• **GIVEN RECORDS**:
━━━━━━

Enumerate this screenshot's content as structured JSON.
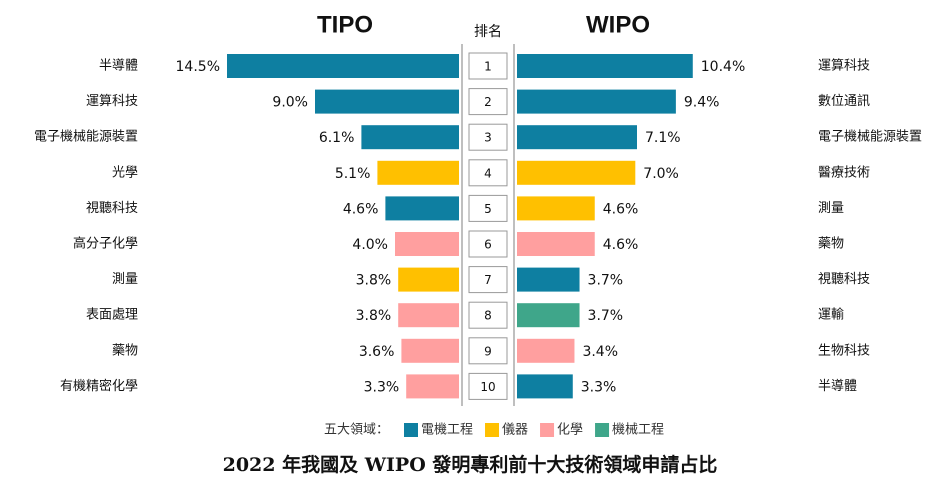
{
  "chart_data": {
    "type": "butterfly",
    "title": "2022 年我國及 WIPO 發明專利前十大技術領域申請占比",
    "rank_label": "排名",
    "ranks": [
      1,
      2,
      3,
      4,
      5,
      6,
      7,
      8,
      9,
      10
    ],
    "legend_label": "五大領域：",
    "fields": [
      {
        "name": "電機工程",
        "color": "#0e7fa1"
      },
      {
        "name": "儀器",
        "color": "#ffc000"
      },
      {
        "name": "化學",
        "color": "#ff9f9f"
      },
      {
        "name": "機械工程",
        "color": "#3fa68a"
      }
    ],
    "panels": [
      {
        "name": "TIPO",
        "side": "left",
        "xlim": [
          0,
          15
        ],
        "categories": [
          "半導體",
          "運算科技",
          "電子機械能源裝置",
          "光學",
          "視聽科技",
          "高分子化學",
          "測量",
          "表面處理",
          "藥物",
          "有機精密化學"
        ],
        "values": [
          14.5,
          9.0,
          6.1,
          5.1,
          4.6,
          4.0,
          3.8,
          3.8,
          3.6,
          3.3
        ],
        "value_labels": [
          "14.5%",
          "9.0%",
          "6.1%",
          "5.1%",
          "4.6%",
          "4.0%",
          "3.8%",
          "3.8%",
          "3.6%",
          "3.3%"
        ],
        "colors": [
          "#0e7fa1",
          "#0e7fa1",
          "#0e7fa1",
          "#ffc000",
          "#0e7fa1",
          "#ff9f9f",
          "#ffc000",
          "#ff9f9f",
          "#ff9f9f",
          "#ff9f9f"
        ]
      },
      {
        "name": "WIPO",
        "side": "right",
        "xlim": [
          0,
          14.2
        ],
        "categories": [
          "運算科技",
          "數位通訊",
          "電子機械能源裝置",
          "醫療技術",
          "測量",
          "藥物",
          "視聽科技",
          "運輸",
          "生物科技",
          "半導體"
        ],
        "values": [
          10.4,
          9.4,
          7.1,
          7.0,
          4.6,
          4.6,
          3.7,
          3.7,
          3.4,
          3.3
        ],
        "value_labels": [
          "10.4%",
          "9.4%",
          "7.1%",
          "7.0%",
          "4.6%",
          "4.6%",
          "3.7%",
          "3.7%",
          "3.4%",
          "3.3%"
        ],
        "colors": [
          "#0e7fa1",
          "#0e7fa1",
          "#0e7fa1",
          "#ffc000",
          "#ffc000",
          "#ff9f9f",
          "#0e7fa1",
          "#3fa68a",
          "#ff9f9f",
          "#0e7fa1"
        ]
      }
    ]
  }
}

━━━━━━

• **PROBLEM TO SOLVE**: Leave out every picture and copy the rest of the records exactly.

• **COMPLETE ANSWER**:
Enumerate this screenshot's content as structured JSON.
{
  "chart_data": {
    "type": "butterfly",
    "title": "2022 年我國及 WIPO 發明專利前十大技術領域申請占比",
    "rank_label": "排名",
    "ranks": [
      1,
      2,
      3,
      4,
      5,
      6,
      7,
      8,
      9,
      10
    ],
    "legend_label": "五大領域：",
    "fields": [
      {
        "name": "電機工程",
        "color": "#0e7fa1"
      },
      {
        "name": "儀器",
        "color": "#ffc000"
      },
      {
        "name": "化學",
        "color": "#ff9f9f"
      },
      {
        "name": "機械工程",
        "color": "#3fa68a"
      }
    ],
    "panels": [
      {
        "name": "TIPO",
        "side": "left",
        "xlim": [
          0,
          15
        ],
        "categories": [
          "半導體",
          "運算科技",
          "電子機械能源裝置",
          "光學",
          "視聽科技",
          "高分子化學",
          "測量",
          "表面處理",
          "藥物",
          "有機精密化學"
        ],
        "values": [
          14.5,
          9.0,
          6.1,
          5.1,
          4.6,
          4.0,
          3.8,
          3.8,
          3.6,
          3.3
        ],
        "value_labels": [
          "14.5%",
          "9.0%",
          "6.1%",
          "5.1%",
          "4.6%",
          "4.0%",
          "3.8%",
          "3.8%",
          "3.6%",
          "3.3%"
        ],
        "colors": [
          "#0e7fa1",
          "#0e7fa1",
          "#0e7fa1",
          "#ffc000",
          "#0e7fa1",
          "#ff9f9f",
          "#ffc000",
          "#ff9f9f",
          "#ff9f9f",
          "#ff9f9f"
        ]
      },
      {
        "name": "WIPO",
        "side": "right",
        "xlim": [
          0,
          14.2
        ],
        "categories": [
          "運算科技",
          "數位通訊",
          "電子機械能源裝置",
          "醫療技術",
          "測量",
          "藥物",
          "視聽科技",
          "運輸",
          "生物科技",
          "半導體"
        ],
        "values": [
          10.4,
          9.4,
          7.1,
          7.0,
          4.6,
          4.6,
          3.7,
          3.7,
          3.4,
          3.3
        ],
        "value_labels": [
          "10.4%",
          "9.4%",
          "7.1%",
          "7.0%",
          "4.6%",
          "4.6%",
          "3.7%",
          "3.7%",
          "3.4%",
          "3.3%"
        ],
        "colors": [
          "#0e7fa1",
          "#0e7fa1",
          "#0e7fa1",
          "#ffc000",
          "#ffc000",
          "#ff9f9f",
          "#0e7fa1",
          "#3fa68a",
          "#ff9f9f",
          "#0e7fa1"
        ]
      }
    ]
  }
}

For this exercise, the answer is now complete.